#### [PAGE]

---

Illustrative methods of operation of these modules is described as
follows.
[0043] In this illustrative embodiment, audio segmentation
sub-module 511 may separate music from speech by methods including
mel frequency cepstrum coefficients, resulting from taking a
Fourier transform of the decibel spectrum, with frequency bands on
the mel scale; and including perceptual features, such as zero
crossing rates, short time energy, sub-band powers distribution,
brightness, bandwidth, spectrum flux, band periodicity, and noise
frame ratio. Any combination of these and other features can be
incorporated into a multi-class classification scheme for a support
vector machine; experiments have been performed to indicate the
characteristics of these classes in distinguishing between speech
and music, as those skilled in the art will appreciate.
[0044] Speech summarization sub-module 513 may rely on analyzing
prosodic features, in one illustrative embodiment that is described
further as follows. Speech summarization sub-module 513 could use
variations on these steps, or also use other methods such as
automatic speech recognition, in other illustrative embodiments.
Sentence segmentation is performed first, by sentence segmentation
sub-module 521, as illustratively depicted in the flowchart 600 of
FIG. 6. First, basic features are extracted. The input audio is
segmented into 20 millisecond long non-overlapping frames, and
frame features are calculated, such as frame energy, zero-crossing
rate (ZCR), and pitch value. The frames are grouped into Voice,
Consonant, and Pause (V/C/P) phoneme levels, with an adaptive
background noise level detection algorithm. Long enough estimated
pauses become candidates for sentence boundaries. Then, three
feature sets are extracted, including pause features, rate of
speech (ROS), and prosodic features, and combined to represent the
context of the sentence boundary candidates. A statistical method
is then used to detect the true sentence boundaries from the
candidates based on the context features.
[0045] Sentence features are then extracted next in this
illustrative embodiment, including prosodic features such as
pitch-based features, energy-based features, and vowel-based
features. For every sentence, an average pitch and average energy
are determined. Additional features that can be determined include
the minimum and maximum pitch per sentence; the range of pitch per
sentence; the standard deviation of pitch per sentence; the maximum
energy per sentence; the energy range per sentence; the standard
deviation of energy per sentence; the rate of speech, determined by
the number of vowels per sentence and the duration of the vowels;
and the sentence length, normalized according to the rate of
speech.

---

#### [WHAT YOU NEED TO DO]
Write the next part of the speech summarization passage, picking up after its last sentence. The records that come after this text were drawn from a separate source.

#### [Stored data]
---

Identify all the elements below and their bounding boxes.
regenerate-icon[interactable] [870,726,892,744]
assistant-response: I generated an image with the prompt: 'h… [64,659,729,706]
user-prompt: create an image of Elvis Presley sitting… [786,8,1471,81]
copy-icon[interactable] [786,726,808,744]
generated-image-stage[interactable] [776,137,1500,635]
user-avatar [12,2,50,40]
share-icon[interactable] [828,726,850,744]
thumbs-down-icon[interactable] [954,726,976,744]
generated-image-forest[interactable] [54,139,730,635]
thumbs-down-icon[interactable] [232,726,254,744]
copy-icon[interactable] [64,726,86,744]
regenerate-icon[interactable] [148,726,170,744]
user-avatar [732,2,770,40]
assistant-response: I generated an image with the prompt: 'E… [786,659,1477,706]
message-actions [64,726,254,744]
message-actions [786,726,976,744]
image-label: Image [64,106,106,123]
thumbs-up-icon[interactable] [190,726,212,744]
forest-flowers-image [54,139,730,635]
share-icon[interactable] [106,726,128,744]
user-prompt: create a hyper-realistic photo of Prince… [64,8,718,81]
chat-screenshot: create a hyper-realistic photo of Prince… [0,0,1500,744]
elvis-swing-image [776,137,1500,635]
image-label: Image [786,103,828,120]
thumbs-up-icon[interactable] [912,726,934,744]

---

#### [REPLY]
[0046] Once the features are extracted, the importance of the
sentences may be predicted using linear regression analysis.
[0047] Music snippets extraction sub-module 515 extracts the most
relevant music snippets, as indicated by those with frequent
occurrence and high energy, in this illustrative embodiment. First,
basic features are extracted, using mel frequency cepstral
coefficients and octave-based spectral contrast. From these
features, higher-level features can be extracted. Music segments
are then evaluated for relevance based on occurrence frequency,
energy, and positional weighting; and the boundaries of musical
phrases are detected, based on estimated tempo and confidence of a
frame being a phrase boundary. Indicative music snippets are then
selected.
[0048] Once both the indicative speech samples and music snippets
are selected, they can be joined together and optionally
compressed, by music and speech fusion sub-module 517 and compress
module 505. An audio/video segment is then ready for use.
[0049] The search query or other user action may be compared with
video files in a number of ways. One way is to use text, such as
transcripts of the video file, that are associated with the video
file as metadata by the provider of the video file. Another way is
to derive transcripts of the video or audio file through automatic
speech recognition (ASR) of the audio content of the video or audio
files. The ASR may be performed on the media files by computing
devices 20 or 32, or by an intermediary ASR service provider. It
may be done on an ongoing basis on recently released video files,
with the transcripts then saved with an index to the associated
video files. It may also be done on newly accessible video files as
they are first made accessible.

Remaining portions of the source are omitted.